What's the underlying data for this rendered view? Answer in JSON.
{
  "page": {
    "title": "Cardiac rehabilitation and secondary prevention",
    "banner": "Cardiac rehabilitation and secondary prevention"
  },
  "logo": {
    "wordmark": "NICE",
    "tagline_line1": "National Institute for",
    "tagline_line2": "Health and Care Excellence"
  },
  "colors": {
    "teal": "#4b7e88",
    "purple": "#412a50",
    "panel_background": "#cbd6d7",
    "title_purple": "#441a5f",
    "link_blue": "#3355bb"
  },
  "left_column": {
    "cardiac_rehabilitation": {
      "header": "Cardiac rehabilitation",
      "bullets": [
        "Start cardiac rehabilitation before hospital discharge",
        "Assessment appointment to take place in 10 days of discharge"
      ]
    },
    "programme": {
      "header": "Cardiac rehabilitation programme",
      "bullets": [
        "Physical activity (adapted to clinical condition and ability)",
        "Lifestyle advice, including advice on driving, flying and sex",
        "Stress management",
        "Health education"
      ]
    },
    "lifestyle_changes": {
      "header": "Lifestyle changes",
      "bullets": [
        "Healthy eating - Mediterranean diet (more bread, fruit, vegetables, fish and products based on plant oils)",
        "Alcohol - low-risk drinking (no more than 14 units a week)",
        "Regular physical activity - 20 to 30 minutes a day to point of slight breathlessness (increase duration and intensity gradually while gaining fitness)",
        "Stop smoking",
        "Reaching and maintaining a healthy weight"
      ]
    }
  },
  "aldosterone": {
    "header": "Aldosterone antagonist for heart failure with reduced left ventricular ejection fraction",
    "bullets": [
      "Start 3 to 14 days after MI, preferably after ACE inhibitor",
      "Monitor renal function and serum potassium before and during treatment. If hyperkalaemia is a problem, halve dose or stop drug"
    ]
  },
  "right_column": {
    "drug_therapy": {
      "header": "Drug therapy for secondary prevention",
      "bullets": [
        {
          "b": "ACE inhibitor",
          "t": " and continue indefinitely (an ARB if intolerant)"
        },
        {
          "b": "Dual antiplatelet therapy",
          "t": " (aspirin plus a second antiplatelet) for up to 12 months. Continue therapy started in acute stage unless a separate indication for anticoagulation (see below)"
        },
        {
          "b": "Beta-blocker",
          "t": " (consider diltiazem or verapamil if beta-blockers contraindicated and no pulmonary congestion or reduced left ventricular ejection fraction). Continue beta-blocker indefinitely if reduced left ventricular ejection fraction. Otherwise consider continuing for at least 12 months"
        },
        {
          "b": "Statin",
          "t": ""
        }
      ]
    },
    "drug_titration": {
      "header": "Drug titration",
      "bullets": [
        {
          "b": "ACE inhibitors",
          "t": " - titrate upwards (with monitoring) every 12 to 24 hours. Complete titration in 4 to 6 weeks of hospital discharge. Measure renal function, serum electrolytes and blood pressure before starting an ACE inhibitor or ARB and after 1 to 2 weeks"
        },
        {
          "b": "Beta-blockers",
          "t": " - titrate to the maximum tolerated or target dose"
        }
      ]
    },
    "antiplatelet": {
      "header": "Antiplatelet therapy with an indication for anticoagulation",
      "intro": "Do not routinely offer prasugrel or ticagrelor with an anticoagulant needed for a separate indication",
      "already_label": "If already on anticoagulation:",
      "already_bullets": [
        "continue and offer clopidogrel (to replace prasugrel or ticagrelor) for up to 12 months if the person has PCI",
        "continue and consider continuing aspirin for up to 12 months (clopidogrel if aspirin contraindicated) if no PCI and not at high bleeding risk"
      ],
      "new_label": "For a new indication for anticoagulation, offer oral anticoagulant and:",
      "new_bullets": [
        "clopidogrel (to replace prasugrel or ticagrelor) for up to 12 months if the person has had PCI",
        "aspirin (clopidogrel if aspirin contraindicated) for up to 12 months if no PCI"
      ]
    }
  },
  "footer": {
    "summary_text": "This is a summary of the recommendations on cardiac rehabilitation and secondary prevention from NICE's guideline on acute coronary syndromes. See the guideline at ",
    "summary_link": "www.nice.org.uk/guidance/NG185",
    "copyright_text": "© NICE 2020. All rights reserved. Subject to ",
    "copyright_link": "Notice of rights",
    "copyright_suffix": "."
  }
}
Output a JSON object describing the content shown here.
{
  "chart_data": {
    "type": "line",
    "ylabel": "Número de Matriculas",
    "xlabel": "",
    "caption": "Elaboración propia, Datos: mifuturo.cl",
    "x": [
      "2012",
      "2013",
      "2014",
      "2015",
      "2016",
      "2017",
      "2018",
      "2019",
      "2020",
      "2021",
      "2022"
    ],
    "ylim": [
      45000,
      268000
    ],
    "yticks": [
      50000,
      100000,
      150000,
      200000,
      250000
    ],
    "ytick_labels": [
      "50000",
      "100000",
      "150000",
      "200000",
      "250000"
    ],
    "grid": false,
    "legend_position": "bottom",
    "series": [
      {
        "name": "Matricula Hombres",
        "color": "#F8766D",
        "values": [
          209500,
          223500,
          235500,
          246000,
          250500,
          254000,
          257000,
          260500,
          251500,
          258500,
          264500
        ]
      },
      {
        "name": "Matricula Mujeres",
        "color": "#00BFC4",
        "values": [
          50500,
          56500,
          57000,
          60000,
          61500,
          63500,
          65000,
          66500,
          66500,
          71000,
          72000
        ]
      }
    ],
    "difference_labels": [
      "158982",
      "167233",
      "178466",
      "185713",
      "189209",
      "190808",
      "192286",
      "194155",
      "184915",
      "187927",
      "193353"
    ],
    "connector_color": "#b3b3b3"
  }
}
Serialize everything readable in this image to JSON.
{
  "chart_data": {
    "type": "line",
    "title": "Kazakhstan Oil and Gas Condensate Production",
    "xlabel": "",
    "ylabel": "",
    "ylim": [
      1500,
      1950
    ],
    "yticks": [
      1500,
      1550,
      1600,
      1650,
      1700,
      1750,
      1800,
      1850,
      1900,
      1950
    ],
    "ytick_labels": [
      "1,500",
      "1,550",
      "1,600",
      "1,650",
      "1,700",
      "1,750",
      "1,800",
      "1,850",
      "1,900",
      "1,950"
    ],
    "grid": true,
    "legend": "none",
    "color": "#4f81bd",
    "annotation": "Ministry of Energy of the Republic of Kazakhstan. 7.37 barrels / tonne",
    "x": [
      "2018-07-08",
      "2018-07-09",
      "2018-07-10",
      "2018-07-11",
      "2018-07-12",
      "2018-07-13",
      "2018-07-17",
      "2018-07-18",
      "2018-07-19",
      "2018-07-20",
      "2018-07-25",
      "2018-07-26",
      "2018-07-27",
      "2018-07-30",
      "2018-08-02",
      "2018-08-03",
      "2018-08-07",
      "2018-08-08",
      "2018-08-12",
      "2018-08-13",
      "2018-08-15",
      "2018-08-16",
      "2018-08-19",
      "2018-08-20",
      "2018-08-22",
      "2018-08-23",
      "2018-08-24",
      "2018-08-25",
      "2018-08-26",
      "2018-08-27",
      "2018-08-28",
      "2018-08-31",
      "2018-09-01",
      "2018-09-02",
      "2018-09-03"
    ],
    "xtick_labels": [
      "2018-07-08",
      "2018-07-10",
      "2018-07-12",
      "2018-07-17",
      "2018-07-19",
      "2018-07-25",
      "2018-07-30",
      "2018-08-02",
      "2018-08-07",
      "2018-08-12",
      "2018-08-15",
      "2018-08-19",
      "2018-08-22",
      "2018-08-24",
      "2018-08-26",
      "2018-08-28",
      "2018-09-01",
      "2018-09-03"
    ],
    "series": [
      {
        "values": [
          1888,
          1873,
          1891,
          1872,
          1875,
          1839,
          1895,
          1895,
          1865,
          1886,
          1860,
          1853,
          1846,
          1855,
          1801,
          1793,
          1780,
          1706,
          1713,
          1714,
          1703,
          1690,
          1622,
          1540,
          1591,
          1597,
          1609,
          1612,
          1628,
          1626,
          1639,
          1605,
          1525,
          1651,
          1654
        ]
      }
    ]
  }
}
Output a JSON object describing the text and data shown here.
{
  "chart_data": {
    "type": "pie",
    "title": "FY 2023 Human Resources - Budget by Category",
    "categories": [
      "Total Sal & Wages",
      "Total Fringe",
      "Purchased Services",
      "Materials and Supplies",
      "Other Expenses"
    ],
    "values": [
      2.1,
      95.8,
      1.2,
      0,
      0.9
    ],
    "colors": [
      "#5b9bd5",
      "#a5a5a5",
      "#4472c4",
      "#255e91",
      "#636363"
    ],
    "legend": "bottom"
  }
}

» Required work
Track down every line with the word "rights" and copy it.

» Task output
    "copyright_text": "© NICE 2020. All rights reserved. Subject to ",
    "copyright_link": "Notice of rights",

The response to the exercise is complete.